From the entries below, list each line with "mRNA".

◆ ◆ ◆

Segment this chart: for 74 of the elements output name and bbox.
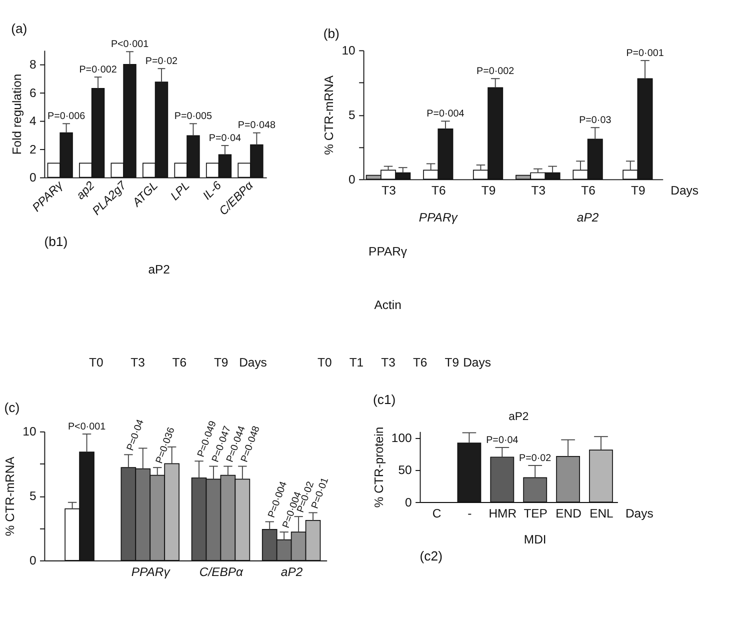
data-label: P=0·005: [174, 110, 213, 122]
data-label: P=0·04: [486, 434, 519, 446]
text: MDI: [524, 532, 546, 546]
x-tick-label: T9: [631, 184, 646, 198]
y-tick-label: 100: [391, 431, 412, 446]
y-tick-label: 4: [29, 114, 36, 128]
y-axis-title: Fold regulation: [10, 74, 24, 155]
data-label: P=0·004: [426, 108, 465, 120]
y-tick-label: 0: [29, 554, 36, 568]
y-tick-label: 50: [398, 463, 412, 478]
category-label: T0: [88, 356, 104, 370]
x-tick-label: LPL: [168, 179, 192, 204]
y-tick-label: 5: [29, 489, 36, 504]
y-tick-label: 5: [348, 108, 356, 122]
y-tick-label: 0: [29, 170, 36, 185]
y-tick-label: 10: [342, 43, 356, 58]
text: aP2: [148, 262, 170, 276]
x-tick-label: TEP: [524, 506, 548, 521]
text: PPARγ: [368, 244, 408, 258]
data-label: P=0·048: [238, 120, 276, 132]
data-label: P=0·03: [579, 114, 612, 126]
x-tick-label: ap2: [74, 178, 98, 202]
x-tick-label: C: [432, 506, 442, 521]
data-label: P=0·001: [626, 48, 664, 59]
category-label: T6: [172, 356, 187, 370]
y-tick-label: 0: [405, 495, 412, 510]
y-tick-label: 2: [29, 142, 36, 156]
data-label: P=0·006: [47, 110, 86, 122]
x-tick-label: HMR: [488, 506, 517, 521]
x-tick-label: T6: [431, 184, 446, 198]
x-tick-label: END: [556, 506, 582, 521]
chart-title: (b): [323, 26, 340, 42]
x-axis-title: Days: [625, 506, 654, 521]
chart-title: (c1): [373, 392, 396, 408]
x-tick-label: T9: [481, 184, 496, 198]
chart-subtitle: aP2: [508, 411, 529, 424]
text: Days: [463, 356, 491, 370]
x-tick-label: T6: [581, 184, 596, 198]
x-tick-label: C/EBPα: [199, 564, 244, 579]
x-tick-label: aP2: [280, 564, 303, 579]
y-tick-label: 8: [29, 58, 36, 72]
y-axis-title: % CTR-mRNA: [322, 74, 336, 155]
y-tick-label: 10: [22, 424, 36, 439]
category-label: T3: [130, 356, 146, 370]
data-label: P=0·002: [79, 64, 117, 76]
data-label: P<0·001: [110, 38, 150, 50]
chart-title: (a): [11, 20, 28, 36]
text: (b1): [44, 234, 68, 250]
category-label: T1: [349, 356, 364, 370]
y-axis-title: % CTR-mRNA: [3, 456, 18, 536]
category-label: T0: [318, 356, 332, 370]
text: Actin: [374, 298, 402, 312]
data-label: P=0·04: [208, 132, 242, 144]
data-label: P=0·02: [519, 452, 552, 464]
y-tick-label: 6: [29, 86, 36, 100]
x-tick-label: ENL: [590, 506, 614, 521]
x-axis-title: Days: [670, 184, 698, 198]
x-tick-label: -: [468, 506, 472, 521]
category-label: T9: [444, 356, 460, 370]
data-label: P<0·001: [68, 421, 106, 432]
chart-title: (c): [4, 400, 20, 415]
x-tick-label: PPARγ: [131, 564, 171, 579]
category-label: T6: [412, 356, 428, 370]
x-tick-label: T3: [531, 184, 546, 198]
text: (c2): [420, 548, 442, 564]
x-tick-label: T3: [382, 184, 396, 198]
category-label: T3: [381, 356, 396, 370]
x-tick-label: IL-6: [200, 178, 224, 203]
category-label: T9: [214, 356, 228, 370]
y-axis-title: % CTR-protein: [372, 426, 386, 508]
data-label: P=0·002: [476, 66, 514, 77]
y-tick-label: 0: [348, 172, 356, 186]
text: Days: [239, 356, 267, 370]
data-label: P=0·02: [145, 56, 178, 67]
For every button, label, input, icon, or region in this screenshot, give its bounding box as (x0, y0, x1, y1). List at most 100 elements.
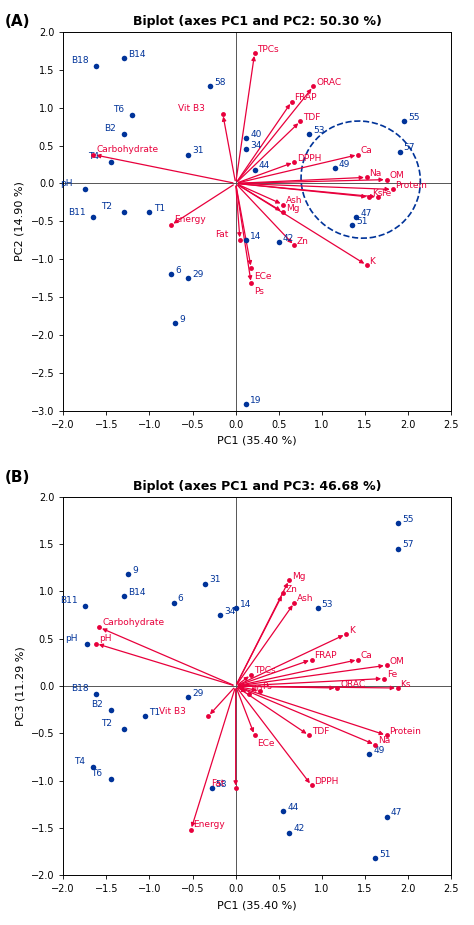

◆ ◆ ◆

> RESPONSE BELOW
y-axis-title: % CTR-mRNA: [322, 74, 336, 155]
y-axis-title: % CTR-mRNA: [3, 456, 18, 536]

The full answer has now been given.